WHAT IS ASKED:
Pull every line of the entries that has the word "occupied".

RECORDS:
^^^^^^^^
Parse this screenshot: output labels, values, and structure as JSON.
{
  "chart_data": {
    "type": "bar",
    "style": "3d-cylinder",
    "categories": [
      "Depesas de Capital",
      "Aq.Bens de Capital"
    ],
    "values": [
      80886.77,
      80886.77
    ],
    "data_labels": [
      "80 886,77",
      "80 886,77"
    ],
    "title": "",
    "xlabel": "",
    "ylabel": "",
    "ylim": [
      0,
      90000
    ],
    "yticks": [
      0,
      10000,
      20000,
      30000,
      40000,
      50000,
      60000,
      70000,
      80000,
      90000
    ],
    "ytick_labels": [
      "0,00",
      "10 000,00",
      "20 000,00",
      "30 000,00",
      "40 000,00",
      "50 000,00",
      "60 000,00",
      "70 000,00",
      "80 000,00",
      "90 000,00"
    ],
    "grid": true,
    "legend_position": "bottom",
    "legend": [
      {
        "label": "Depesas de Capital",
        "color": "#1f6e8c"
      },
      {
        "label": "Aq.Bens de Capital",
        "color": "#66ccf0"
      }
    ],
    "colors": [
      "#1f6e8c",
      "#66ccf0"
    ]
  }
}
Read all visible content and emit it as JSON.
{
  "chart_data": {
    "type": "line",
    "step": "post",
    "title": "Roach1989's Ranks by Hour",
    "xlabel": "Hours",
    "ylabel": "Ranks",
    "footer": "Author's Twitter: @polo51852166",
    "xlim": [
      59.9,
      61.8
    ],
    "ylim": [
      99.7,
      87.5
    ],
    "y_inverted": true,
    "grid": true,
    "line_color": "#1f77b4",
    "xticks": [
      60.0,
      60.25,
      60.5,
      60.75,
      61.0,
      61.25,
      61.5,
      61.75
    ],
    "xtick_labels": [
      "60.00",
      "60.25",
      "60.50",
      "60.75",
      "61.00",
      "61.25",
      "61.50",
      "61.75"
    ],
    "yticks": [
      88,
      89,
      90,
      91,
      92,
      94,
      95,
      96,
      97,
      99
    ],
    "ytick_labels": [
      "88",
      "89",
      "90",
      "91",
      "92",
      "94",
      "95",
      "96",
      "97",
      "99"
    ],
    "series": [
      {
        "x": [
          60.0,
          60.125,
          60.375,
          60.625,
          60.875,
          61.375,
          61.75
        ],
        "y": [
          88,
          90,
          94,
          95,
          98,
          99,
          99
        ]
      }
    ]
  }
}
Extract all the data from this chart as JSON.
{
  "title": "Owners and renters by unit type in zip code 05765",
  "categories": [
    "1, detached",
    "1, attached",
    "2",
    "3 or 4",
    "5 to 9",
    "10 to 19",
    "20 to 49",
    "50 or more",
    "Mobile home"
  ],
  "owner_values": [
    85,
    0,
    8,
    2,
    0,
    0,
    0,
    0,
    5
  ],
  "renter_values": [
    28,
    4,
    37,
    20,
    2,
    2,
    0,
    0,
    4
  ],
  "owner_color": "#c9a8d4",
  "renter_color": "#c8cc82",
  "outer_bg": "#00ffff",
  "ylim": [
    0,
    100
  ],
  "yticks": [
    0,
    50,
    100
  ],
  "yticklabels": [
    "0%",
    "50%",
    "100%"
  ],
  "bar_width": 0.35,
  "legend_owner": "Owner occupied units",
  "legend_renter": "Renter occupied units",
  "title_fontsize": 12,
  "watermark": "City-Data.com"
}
^^^^^^^^
THE REPLY:
  "legend_owner": "Owner occupied units",
  "legend_renter": "Renter occupied units",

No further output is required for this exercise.